**Work required:** Find the string "Light" in the listing and report every line that has it.

**Given information:**
·····
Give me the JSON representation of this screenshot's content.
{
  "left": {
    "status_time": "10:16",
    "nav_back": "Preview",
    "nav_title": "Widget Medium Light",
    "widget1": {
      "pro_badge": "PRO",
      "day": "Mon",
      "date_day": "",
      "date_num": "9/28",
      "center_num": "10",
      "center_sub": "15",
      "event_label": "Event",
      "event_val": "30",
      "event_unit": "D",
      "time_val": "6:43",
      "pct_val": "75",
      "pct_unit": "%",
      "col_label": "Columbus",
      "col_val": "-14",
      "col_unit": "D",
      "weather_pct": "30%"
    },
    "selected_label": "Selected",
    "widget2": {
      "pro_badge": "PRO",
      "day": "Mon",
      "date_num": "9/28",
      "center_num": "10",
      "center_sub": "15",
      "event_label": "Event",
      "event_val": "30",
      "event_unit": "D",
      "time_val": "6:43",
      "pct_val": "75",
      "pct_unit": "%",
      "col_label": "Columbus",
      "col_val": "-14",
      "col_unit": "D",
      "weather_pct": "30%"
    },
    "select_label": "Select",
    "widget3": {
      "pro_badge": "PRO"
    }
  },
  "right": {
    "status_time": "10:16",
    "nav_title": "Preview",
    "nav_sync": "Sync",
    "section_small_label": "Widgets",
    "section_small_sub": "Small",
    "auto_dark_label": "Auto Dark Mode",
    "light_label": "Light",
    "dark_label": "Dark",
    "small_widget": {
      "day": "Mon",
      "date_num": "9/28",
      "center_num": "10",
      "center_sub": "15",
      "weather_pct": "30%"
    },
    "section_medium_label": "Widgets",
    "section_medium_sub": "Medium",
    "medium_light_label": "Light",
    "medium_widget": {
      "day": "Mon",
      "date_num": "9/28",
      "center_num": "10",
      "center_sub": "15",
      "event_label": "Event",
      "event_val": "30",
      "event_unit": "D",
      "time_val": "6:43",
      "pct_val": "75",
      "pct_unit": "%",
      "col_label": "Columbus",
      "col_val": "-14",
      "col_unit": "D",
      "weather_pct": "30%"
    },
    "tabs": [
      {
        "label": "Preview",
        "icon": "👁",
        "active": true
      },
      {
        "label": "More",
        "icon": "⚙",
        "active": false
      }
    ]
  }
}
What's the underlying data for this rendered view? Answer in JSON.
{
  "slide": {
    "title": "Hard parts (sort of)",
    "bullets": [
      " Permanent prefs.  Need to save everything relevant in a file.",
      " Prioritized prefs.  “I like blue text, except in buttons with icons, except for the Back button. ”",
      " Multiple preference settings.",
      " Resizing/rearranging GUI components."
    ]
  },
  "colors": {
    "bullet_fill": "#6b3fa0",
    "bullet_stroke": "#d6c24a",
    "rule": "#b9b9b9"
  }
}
·····
**Solution to this problem:**
    "nav_title": "Widget Medium Light",
    "light_label": "Light",
    "medium_light_label": "Light",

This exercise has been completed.